_Requirements_
Output the material below in full, exactly as it is.

_Entries shown_
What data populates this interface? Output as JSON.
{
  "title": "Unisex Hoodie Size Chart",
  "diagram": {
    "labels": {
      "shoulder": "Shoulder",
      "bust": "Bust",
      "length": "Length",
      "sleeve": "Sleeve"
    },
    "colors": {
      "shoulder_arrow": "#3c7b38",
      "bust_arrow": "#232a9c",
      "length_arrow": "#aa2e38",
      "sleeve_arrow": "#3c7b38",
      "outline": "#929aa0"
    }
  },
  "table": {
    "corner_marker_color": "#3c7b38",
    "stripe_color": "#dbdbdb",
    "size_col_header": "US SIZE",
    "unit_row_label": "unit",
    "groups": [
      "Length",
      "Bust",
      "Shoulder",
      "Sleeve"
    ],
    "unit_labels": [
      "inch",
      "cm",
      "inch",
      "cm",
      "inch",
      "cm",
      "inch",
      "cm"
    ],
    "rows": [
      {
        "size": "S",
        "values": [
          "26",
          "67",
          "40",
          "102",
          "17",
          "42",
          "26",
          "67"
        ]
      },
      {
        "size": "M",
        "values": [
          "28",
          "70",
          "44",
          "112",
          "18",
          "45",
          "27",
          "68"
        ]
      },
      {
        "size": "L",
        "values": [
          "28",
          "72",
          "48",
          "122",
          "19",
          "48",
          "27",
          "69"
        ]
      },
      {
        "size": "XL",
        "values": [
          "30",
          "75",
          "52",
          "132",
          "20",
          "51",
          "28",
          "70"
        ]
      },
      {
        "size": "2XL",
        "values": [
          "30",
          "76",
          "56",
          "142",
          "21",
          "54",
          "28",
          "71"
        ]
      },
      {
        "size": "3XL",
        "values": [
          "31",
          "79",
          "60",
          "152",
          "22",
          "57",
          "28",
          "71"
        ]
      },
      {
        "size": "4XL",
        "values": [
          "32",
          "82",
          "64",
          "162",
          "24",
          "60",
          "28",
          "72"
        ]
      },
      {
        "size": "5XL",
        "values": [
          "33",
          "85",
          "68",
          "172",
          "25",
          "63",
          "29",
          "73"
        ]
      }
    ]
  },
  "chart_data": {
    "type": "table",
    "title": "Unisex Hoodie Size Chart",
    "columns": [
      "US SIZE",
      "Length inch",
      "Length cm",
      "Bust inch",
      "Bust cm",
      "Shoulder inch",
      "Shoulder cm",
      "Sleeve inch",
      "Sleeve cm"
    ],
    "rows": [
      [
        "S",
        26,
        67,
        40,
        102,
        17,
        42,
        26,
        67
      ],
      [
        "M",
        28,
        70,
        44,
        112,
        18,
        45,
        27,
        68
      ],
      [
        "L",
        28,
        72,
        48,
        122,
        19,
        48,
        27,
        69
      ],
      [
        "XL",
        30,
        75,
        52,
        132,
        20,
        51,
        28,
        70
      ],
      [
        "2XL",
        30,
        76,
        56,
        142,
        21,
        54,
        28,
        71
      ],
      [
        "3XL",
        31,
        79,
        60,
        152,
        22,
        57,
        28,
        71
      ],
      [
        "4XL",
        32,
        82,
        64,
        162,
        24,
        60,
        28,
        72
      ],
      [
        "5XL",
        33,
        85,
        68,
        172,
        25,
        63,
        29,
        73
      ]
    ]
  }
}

_Complete output_
What data populates this interface? Output as JSON.
{
  "title": "Unisex Hoodie Size Chart",
  "diagram": {
    "labels": {
      "shoulder": "Shoulder",
      "bust": "Bust",
      "length": "Length",
      "sleeve": "Sleeve"
    },
    "colors": {
      "shoulder_arrow": "#3c7b38",
      "bust_arrow": "#232a9c",
      "length_arrow": "#aa2e38",
      "sleeve_arrow": "#3c7b38",
      "outline": "#929aa0"
    }
  },
  "table": {
    "corner_marker_color": "#3c7b38",
    "stripe_color": "#dbdbdb",
    "size_col_header": "US SIZE",
    "unit_row_label": "unit",
    "groups": [
      "Length",
      "Bust",
      "Shoulder",
      "Sleeve"
    ],
    "unit_labels": [
      "inch",
      "cm",
      "inch",
      "cm",
      "inch",
      "cm",
      "inch",
      "cm"
    ],
    "rows": [
      {
        "size": "S",
        "values": [
          "26",
          "67",
          "40",
          "102",
          "17",
          "42",
          "26",
          "67"
        ]
      },
      {
        "size": "M",
        "values": [
          "28",
          "70",
          "44",
          "112",
          "18",
          "45",
          "27",
          "68"
        ]
      },
      {
        "size": "L",
        "values": [
          "28",
          "72",
          "48",
          "122",
          "19",
          "48",
          "27",
          "69"
        ]
      },
      {
        "size": "XL",
        "values": [
          "30",
          "75",
          "52",
          "132",
          "20",
          "51",
          "28",
          "70"
        ]
      },
      {
        "size": "2XL",
        "values": [
          "30",
          "76",
          "56",
          "142",
          "21",
          "54",
          "28",
          "71"
        ]
      },
      {
        "size": "3XL",
        "values": [
          "31",
          "79",
          "60",
          "152",
          "22",
          "57",
          "28",
          "71"
        ]
      },
      {
        "size": "4XL",
        "values": [
          "32",
          "82",
          "64",
          "162",
          "24",
          "60",
          "28",
          "72"
        ]
      },
      {
        "size": "5XL",
        "values": [
          "33",
          "85",
          "68",
          "172",
          "25",
          "63",
          "29",
          "73"
        ]
      }
    ]
  },
  "chart_data": {
    "type": "table",
    "title": "Unisex Hoodie Size Chart",
    "columns": [
      "US SIZE",
      "Length inch",
      "Length cm",
      "Bust inch",
      "Bust cm",
      "Shoulder inch",
      "Shoulder cm",
      "Sleeve inch",
      "Sleeve cm"
    ],
    "rows": [
      [
        "S",
        26,
        67,
        40,
        102,
        17,
        42,
        26,
        67
      ],
      [
        "M",
        28,
        70,
        44,
        112,
        18,
        45,
        27,
        68
      ],
      [
        "L",
        28,
        72,
        48,
        122,
        19,
        48,
        27,
        69
      ],
      [
        "XL",
        30,
        75,
        52,
        132,
        20,
        51,
        28,
        70
      ],
      [
        "2XL",
        30,
        76,
        56,
        142,
        21,
        54,
        28,
        71
      ],
      [
        "3XL",
        31,
        79,
        60,
        152,
        22,
        57,
        28,
        71
      ],
      [
        "4XL",
        32,
        82,
        64,
        162,
        24,
        60,
        28,
        72
      ],
      [
        "5XL",
        33,
        85,
        68,
        172,
        25,
        63,
        29,
        73
      ]
    ]
  }
}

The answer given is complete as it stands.